What you need to do –
Write the material out again in full, exactly.

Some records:
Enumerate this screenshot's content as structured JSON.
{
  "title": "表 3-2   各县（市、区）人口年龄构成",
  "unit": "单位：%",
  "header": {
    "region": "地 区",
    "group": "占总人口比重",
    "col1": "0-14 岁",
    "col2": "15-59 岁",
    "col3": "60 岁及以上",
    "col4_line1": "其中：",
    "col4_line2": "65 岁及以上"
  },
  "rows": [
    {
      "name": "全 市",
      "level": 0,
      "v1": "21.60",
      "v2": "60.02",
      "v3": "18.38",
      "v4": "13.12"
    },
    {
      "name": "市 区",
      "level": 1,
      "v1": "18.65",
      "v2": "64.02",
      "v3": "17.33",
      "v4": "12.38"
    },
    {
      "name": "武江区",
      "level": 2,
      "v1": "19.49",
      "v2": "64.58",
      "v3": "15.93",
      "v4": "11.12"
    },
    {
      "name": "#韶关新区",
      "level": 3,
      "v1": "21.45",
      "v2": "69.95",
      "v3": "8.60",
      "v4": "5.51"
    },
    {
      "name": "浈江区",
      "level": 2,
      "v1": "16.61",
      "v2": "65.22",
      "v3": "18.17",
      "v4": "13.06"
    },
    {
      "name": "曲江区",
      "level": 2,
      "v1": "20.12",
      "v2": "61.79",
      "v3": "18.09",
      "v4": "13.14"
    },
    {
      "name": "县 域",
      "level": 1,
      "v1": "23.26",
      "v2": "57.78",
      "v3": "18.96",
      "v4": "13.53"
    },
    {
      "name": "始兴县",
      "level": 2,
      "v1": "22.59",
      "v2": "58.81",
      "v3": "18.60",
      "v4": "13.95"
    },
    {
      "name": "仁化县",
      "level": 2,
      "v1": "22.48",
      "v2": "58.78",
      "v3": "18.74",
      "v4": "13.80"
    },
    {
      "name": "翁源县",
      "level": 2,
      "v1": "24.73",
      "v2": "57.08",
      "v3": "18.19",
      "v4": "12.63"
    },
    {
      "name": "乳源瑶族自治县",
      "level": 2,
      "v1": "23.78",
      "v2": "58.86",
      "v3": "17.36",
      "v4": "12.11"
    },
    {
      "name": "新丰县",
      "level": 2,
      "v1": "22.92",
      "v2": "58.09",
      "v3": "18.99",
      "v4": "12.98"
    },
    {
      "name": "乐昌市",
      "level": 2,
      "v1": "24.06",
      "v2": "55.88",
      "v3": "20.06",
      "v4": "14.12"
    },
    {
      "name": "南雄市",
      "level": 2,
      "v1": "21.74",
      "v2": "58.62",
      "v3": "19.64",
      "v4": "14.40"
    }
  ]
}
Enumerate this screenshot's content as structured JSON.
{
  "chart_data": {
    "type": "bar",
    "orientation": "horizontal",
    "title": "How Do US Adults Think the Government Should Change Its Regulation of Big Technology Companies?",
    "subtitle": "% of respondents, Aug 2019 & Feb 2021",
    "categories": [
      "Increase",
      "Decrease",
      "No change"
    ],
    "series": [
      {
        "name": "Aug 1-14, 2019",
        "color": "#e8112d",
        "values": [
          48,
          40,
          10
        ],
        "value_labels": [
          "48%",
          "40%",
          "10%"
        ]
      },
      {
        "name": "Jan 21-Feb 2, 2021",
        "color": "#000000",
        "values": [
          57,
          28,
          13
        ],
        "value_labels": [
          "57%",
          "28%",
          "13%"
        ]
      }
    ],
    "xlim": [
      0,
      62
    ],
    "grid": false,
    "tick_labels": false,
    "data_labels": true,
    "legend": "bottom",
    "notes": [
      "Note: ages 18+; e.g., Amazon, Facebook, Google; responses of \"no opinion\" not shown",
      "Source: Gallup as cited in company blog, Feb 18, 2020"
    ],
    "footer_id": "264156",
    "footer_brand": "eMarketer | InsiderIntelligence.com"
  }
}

Problem solution –
Enumerate this screenshot's content as structured JSON.
{
  "title": "表 3-2   各县（市、区）人口年龄构成",
  "unit": "单位：%",
  "header": {
    "region": "地 区",
    "group": "占总人口比重",
    "col1": "0-14 岁",
    "col2": "15-59 岁",
    "col3": "60 岁及以上",
    "col4_line1": "其中：",
    "col4_line2": "65 岁及以上"
  },
  "rows": [
    {
      "name": "全 市",
      "level": 0,
      "v1": "21.60",
      "v2": "60.02",
      "v3": "18.38",
      "v4": "13.12"
    },
    {
      "name": "市 区",
      "level": 1,
      "v1": "18.65",
      "v2": "64.02",
      "v3": "17.33",
      "v4": "12.38"
    },
    {
      "name": "武江区",
      "level": 2,
      "v1": "19.49",
      "v2": "64.58",
      "v3": "15.93",
      "v4": "11.12"
    },
    {
      "name": "#韶关新区",
      "level": 3,
      "v1": "21.45",
      "v2": "69.95",
      "v3": "8.60",
      "v4": "5.51"
    },
    {
      "name": "浈江区",
      "level": 2,
      "v1": "16.61",
      "v2": "65.22",
      "v3": "18.17",
      "v4": "13.06"
    },
    {
      "name": "曲江区",
      "level": 2,
      "v1": "20.12",
      "v2": "61.79",
      "v3": "18.09",
      "v4": "13.14"
    },
    {
      "name": "县 域",
      "level": 1,
      "v1": "23.26",
      "v2": "57.78",
      "v3": "18.96",
      "v4": "13.53"
    },
    {
      "name": "始兴县",
      "level": 2,
      "v1": "22.59",
      "v2": "58.81",
      "v3": "18.60",
      "v4": "13.95"
    },
    {
      "name": "仁化县",
      "level": 2,
      "v1": "22.48",
      "v2": "58.78",
      "v3": "18.74",
      "v4": "13.80"
    },
    {
      "name": "翁源县",
      "level": 2,
      "v1": "24.73",
      "v2": "57.08",
      "v3": "18.19",
      "v4": "12.63"
    },
    {
      "name": "乳源瑶族自治县",
      "level": 2,
      "v1": "23.78",
      "v2": "58.86",
      "v3": "17.36",
      "v4": "12.11"
    },
    {
      "name": "新丰县",
      "level": 2,
      "v1": "22.92",
      "v2": "58.09",
      "v3": "18.99",
      "v4": "12.98"
    },
    {
      "name": "乐昌市",
      "level": 2,
      "v1": "24.06",
      "v2": "55.88",
      "v3": "20.06",
      "v4": "14.12"
    },
    {
      "name": "南雄市",
      "level": 2,
      "v1": "21.74",
      "v2": "58.62",
      "v3": "19.64",
      "v4": "14.40"
    }
  ]
}
Enumerate this screenshot's content as structured JSON.
{
  "chart_data": {
    "type": "bar",
    "orientation": "horizontal",
    "title": "How Do US Adults Think the Government Should Change Its Regulation of Big Technology Companies?",
    "subtitle": "% of respondents, Aug 2019 & Feb 2021",
    "categories": [
      "Increase",
      "Decrease",
      "No change"
    ],
    "series": [
      {
        "name": "Aug 1-14, 2019",
        "color": "#e8112d",
        "values": [
          48,
          40,
          10
        ],
        "value_labels": [
          "48%",
          "40%",
          "10%"
        ]
      },
      {
        "name": "Jan 21-Feb 2, 2021",
        "color": "#000000",
        "values": [
          57,
          28,
          13
        ],
        "value_labels": [
          "57%",
          "28%",
          "13%"
        ]
      }
    ],
    "xlim": [
      0,
      62
    ],
    "grid": false,
    "tick_labels": false,
    "data_labels": true,
    "legend": "bottom",
    "notes": [
      "Note: ages 18+; e.g., Amazon, Facebook, Google; responses of \"no opinion\" not shown",
      "Source: Gallup as cited in company blog, Feb 18, 2020"
    ],
    "footer_id": "264156",
    "footer_brand": "eMarketer | InsiderIntelligence.com"
  }
}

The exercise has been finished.